Next up will be the equipment list.


----------



## PsychedelicSam (Jun 18, 2013)

*Equipment List.*

First and foremost, a freezer. If you don't have access to a freezer, this ain't for you. 
2 half pint sealable glass jars, Mason/Kerr/whatever, jars with lids

Cheesecloth or other bulk filtering material such as silkscreen, clean white t-shirt, pantyhose, etc. 

Paper coffee filters. 

Potato ricer or other press. You can also use a wooden spoon handle if needed.

Double boiler set up near ventilation and away from any flames. This could include a crockpot or saucepan or electric rice cooker with a stainless steel bowl that fits in the opening or setting your jar in a hot water bath. This step can easily be modified for various scenarios.

A couple of midsize glass or ceramic bowls (preferably) to use as catch basins. 

A glass measuring cup probably would come in handy. 

And that's it. Simple so far, heh? It doesn't get any harder.
​


----------



## PsychedelicSam (Jun 19, 2013)

________

SET TASK 1 -
Write out the stretch of the equipment list from "Double boiler set" through "come in handy.", substituting "slow cooker" for "crockpot".
SET TASK 2 -
Answer these questions from the equipment list:
(a) What item does it name first and foremost?
(b) How many half pint sealable glass jars does it call for?
(c) What does it say can also be used if a potato ricer or other press is not at hand?
None of the listing is needed for this work.

[Collected data entries]
________

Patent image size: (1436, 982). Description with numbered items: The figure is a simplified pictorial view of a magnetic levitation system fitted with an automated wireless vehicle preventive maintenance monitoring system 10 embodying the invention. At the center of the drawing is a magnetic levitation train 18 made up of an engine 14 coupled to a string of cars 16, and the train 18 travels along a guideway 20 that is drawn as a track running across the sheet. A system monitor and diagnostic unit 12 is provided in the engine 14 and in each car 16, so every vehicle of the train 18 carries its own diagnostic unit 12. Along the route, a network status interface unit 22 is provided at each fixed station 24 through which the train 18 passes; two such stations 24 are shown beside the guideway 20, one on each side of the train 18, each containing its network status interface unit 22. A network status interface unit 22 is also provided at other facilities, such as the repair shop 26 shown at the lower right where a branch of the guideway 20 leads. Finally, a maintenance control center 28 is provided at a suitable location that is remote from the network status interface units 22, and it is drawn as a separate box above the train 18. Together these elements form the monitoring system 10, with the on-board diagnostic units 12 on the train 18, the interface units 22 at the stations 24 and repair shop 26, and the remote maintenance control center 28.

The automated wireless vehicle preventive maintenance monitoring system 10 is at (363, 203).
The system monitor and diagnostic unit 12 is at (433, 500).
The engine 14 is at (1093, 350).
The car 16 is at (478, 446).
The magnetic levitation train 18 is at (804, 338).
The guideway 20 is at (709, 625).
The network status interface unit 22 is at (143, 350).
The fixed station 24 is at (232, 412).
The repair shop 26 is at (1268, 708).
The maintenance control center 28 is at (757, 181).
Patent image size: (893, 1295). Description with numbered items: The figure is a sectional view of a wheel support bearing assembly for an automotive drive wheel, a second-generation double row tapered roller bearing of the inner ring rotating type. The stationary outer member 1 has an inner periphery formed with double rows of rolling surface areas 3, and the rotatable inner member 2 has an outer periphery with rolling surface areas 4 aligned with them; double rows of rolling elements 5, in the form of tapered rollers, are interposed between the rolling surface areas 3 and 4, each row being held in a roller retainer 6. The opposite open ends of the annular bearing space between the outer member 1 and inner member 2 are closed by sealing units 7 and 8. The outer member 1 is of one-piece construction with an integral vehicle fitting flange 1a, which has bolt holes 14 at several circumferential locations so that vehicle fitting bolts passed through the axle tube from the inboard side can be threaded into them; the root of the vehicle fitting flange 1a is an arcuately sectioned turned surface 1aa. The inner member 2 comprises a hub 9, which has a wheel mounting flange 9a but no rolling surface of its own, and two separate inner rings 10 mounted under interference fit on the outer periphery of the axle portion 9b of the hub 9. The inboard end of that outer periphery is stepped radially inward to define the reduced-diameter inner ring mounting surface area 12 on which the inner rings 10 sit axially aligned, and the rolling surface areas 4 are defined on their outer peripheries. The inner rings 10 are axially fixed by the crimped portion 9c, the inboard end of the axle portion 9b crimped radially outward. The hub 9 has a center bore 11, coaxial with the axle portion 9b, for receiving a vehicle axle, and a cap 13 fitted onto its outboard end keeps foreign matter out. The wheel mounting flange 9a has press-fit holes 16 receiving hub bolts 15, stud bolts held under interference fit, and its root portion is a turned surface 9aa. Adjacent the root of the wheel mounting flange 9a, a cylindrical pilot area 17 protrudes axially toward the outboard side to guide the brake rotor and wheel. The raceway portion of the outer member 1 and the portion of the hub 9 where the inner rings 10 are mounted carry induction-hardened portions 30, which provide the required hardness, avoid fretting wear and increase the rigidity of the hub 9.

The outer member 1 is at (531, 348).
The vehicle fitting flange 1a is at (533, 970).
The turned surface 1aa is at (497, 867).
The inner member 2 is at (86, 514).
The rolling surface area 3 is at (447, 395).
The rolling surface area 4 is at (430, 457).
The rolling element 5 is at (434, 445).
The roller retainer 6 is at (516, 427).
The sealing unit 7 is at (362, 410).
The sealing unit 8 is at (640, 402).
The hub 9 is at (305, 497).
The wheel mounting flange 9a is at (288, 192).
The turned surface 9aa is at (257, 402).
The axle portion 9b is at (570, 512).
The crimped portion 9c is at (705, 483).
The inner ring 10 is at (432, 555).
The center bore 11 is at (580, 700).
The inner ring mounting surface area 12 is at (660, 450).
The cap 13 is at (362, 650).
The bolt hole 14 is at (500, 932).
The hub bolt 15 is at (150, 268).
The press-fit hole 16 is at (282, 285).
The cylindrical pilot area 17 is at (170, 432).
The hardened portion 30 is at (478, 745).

________

SOLUTION 1 -
Double boiler set up near ventilation and away from any flames. This could include a slow cooker or saucepan or electric rice cooker with a stainless steel bowl that fits in the opening or setting your jar in a hot water bath. This step can easily be modified for various scenarios.

A couple of midsize glass or ceramic bowls (preferably) to use as catch basins. 

A glass measuring cup probably would come in handy.

SOLUTION 2 -
(a) A freezer.
(b) Two.
(c) A wooden spoon handle.